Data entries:
## Start

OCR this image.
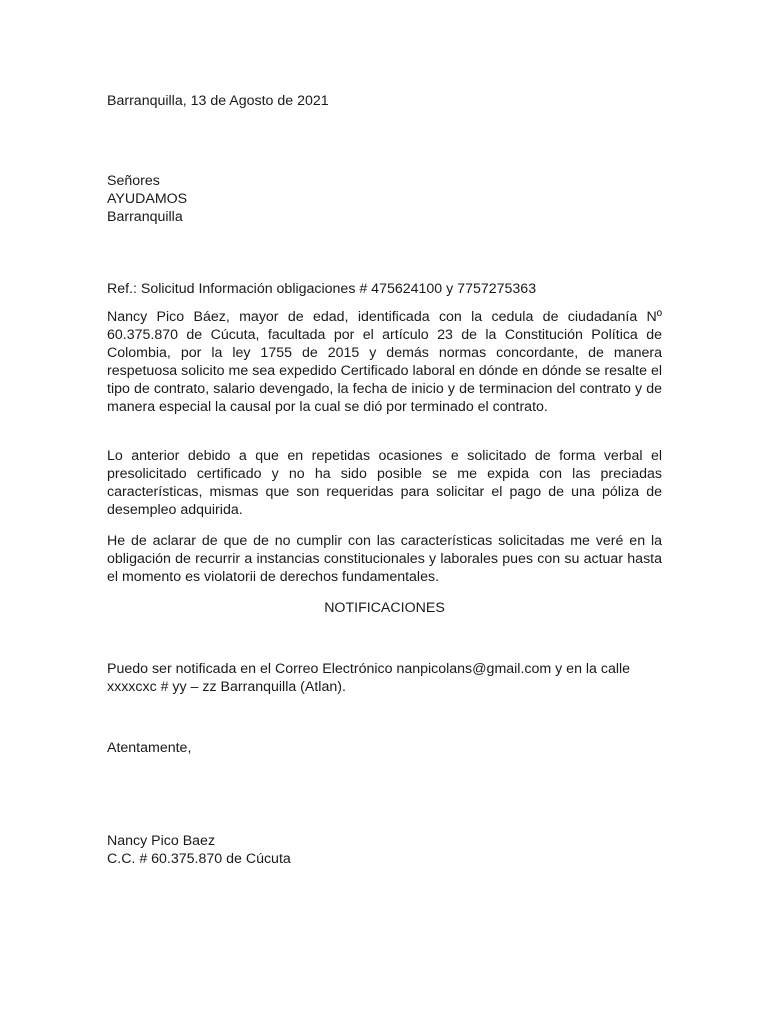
Barranquilla, 13 de Agosto de 2021

Señores

AYUDAMOS

Barranquilla

Ref.: Solicitud Información obligaciones # 475624100 y 7757275363

Nancy Pico Báez, mayor de edad, identificada con la cedula de ciudadanía Nº 60.375.870 de Cúcuta, facultada por el artículo 23 de la Constitución Política de Colombia, por la ley 1755 de 2015 y demás normas concordante, de manera respetuosa solicito me sea expedido Certificado laboral en dónde en dónde se resalte el tipo de contrato, salario devengado, la fecha de inicio y de terminacion del contrato y de manera especial la causal por la cual se dió por terminado el contrato.

Lo anterior debido a que en repetidas ocasiones e solicitado de forma verbal el presolicitado certificado y no ha sido posible se me expida con las preciadas características, mismas que son requeridas para solicitar el pago de una póliza de desempleo adquirida.

He de aclarar de que de no cumplir con las características solicitadas me veré en la obligación de recurrir a instancias constitucionales y laborales pues con su actuar hasta el momento es violatorii de derechos fundamentales.

NOTIFICACIONES

Puedo ser notificada en el Correo Electrónico nanpicolans@gmail.com y en la calle
xxxxcxc # yy – zz Barranquilla (Atlan).

Atentamente,

Nancy Pico Baez

C.C. # 60.375.870 de Cúcuta
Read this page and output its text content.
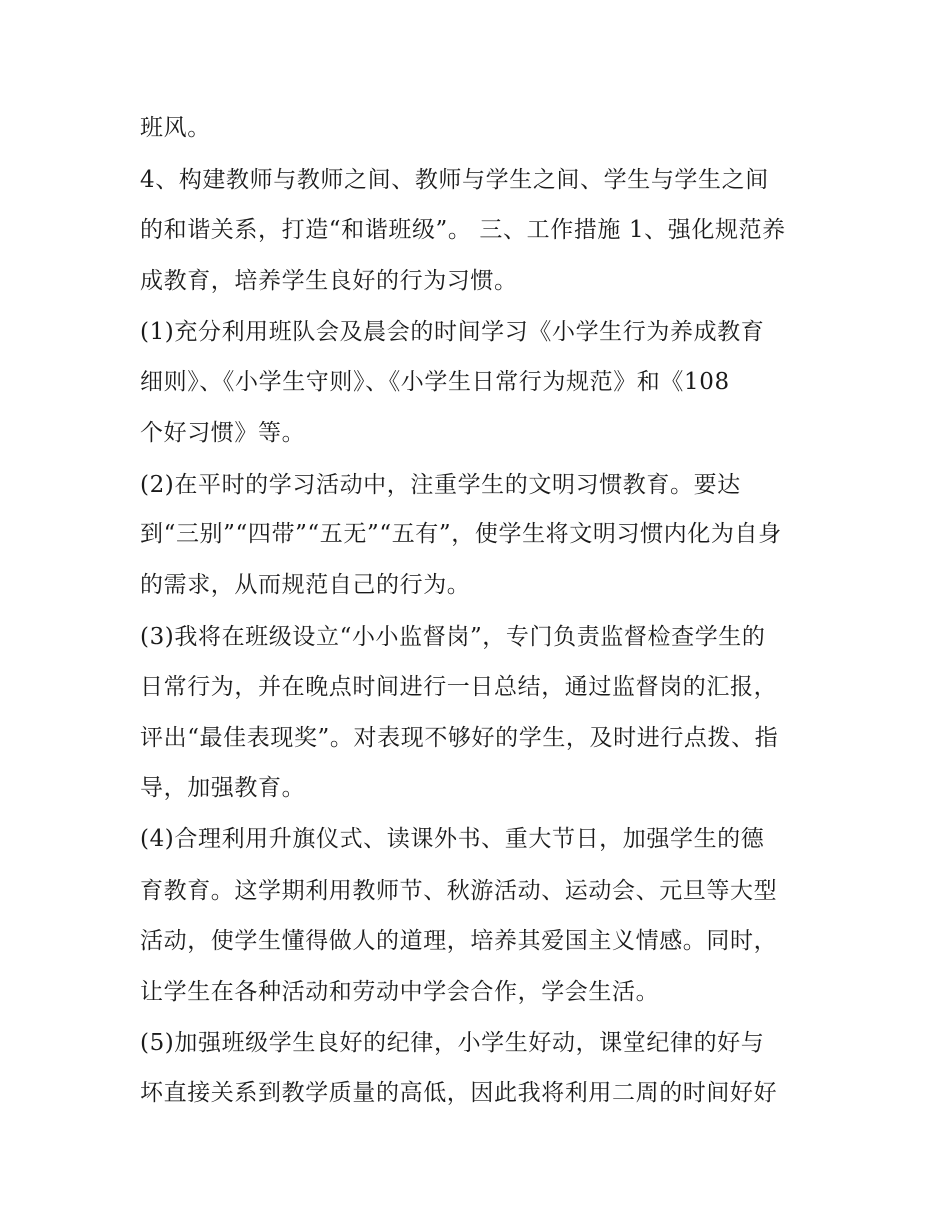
班风。
4、构建教师与教师之间、教师与学生之间、学生与学生之间
的和谐关系，打造“和谐班级”。 三、工作措施 1、强化规范养
成教育，培养学生良好的行为习惯。
(1)充分利用班队会及晨会的时间学习《小学生行为养成教育
细则》、《小学生守则》、《小学生日常行为规范》和《108
个好习惯》等。
(2)在平时的学习活动中，注重学生的文明习惯教育。要达
到“三别”“四带”“五无”“五有”，使学生将文明习惯内化为自身
的需求，从而规范自己的行为。
(3)我将在班级设立“小小监督岗”，专门负责监督检查学生的
日常行为，并在晚点时间进行一日总结，通过监督岗的汇报，
评出“最佳表现奖”。对表现不够好的学生，及时进行点拨、指
导，加强教育。
(4)合理利用升旗仪式、读课外书、重大节日，加强学生的德
育教育。这学期利用教师节、秋游活动、运动会、元旦等大型
活动，使学生懂得做人的道理，培养其爱国主义情感。同时，
让学生在各种活动和劳动中学会合作，学会生活。
(5)加强班级学生良好的纪律，小学生好动，课堂纪律的好与
坏直接关系到教学质量的高低，因此我将利用二周的时间好好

## End

▶ [What this task involves]: Reproduce the records verbatim, omitting all images they contain.

▶ [Result for this exercise]:
OCR this image.
Barranquilla, 13 de Agosto de 2021

Señores

AYUDAMOS

Barranquilla

Ref.: Solicitud Información obligaciones # 475624100 y 7757275363

Nancy Pico Báez, mayor de edad, identificada con la cedula de ciudadanía Nº 60.375.870 de Cúcuta, facultada por el artículo 23 de la Constitución Política de Colombia, por la ley 1755 de 2015 y demás normas concordante, de manera respetuosa solicito me sea expedido Certificado laboral en dónde en dónde se resalte el tipo de contrato, salario devengado, la fecha de inicio y de terminacion del contrato y de manera especial la causal por la cual se dió por terminado el contrato.

Lo anterior debido a que en repetidas ocasiones e solicitado de forma verbal el presolicitado certificado y no ha sido posible se me expida con las preciadas características, mismas que son requeridas para solicitar el pago de una póliza de desempleo adquirida.

He de aclarar de que de no cumplir con las características solicitadas me veré en la obligación de recurrir a instancias constitucionales y laborales pues con su actuar hasta el momento es violatorii de derechos fundamentales.

NOTIFICACIONES

Puedo ser notificada en el Correo Electrónico nanpicolans@gmail.com y en la calle
xxxxcxc # yy – zz Barranquilla (Atlan).

Atentamente,

Nancy Pico Baez

C.C. # 60.375.870 de Cúcuta
Read this page and output its text content.
班风。
4、构建教师与教师之间、教师与学生之间、学生与学生之间
的和谐关系，打造“和谐班级”。 三、工作措施 1、强化规范养
成教育，培养学生良好的行为习惯。
(1)充分利用班队会及晨会的时间学习《小学生行为养成教育
细则》、《小学生守则》、《小学生日常行为规范》和《108
个好习惯》等。
(2)在平时的学习活动中，注重学生的文明习惯教育。要达
到“三别”“四带”“五无”“五有”，使学生将文明习惯内化为自身
的需求，从而规范自己的行为。
(3)我将在班级设立“小小监督岗”，专门负责监督检查学生的
日常行为，并在晚点时间进行一日总结，通过监督岗的汇报，
评出“最佳表现奖”。对表现不够好的学生，及时进行点拨、指
导，加强教育。
(4)合理利用升旗仪式、读课外书、重大节日，加强学生的德
育教育。这学期利用教师节、秋游活动、运动会、元旦等大型
活动，使学生懂得做人的道理，培养其爱国主义情感。同时，
让学生在各种活动和劳动中学会合作，学会生活。
(5)加强班级学生良好的纪律，小学生好动，课堂纪律的好与
坏直接关系到教学质量的高低，因此我将利用二周的时间好好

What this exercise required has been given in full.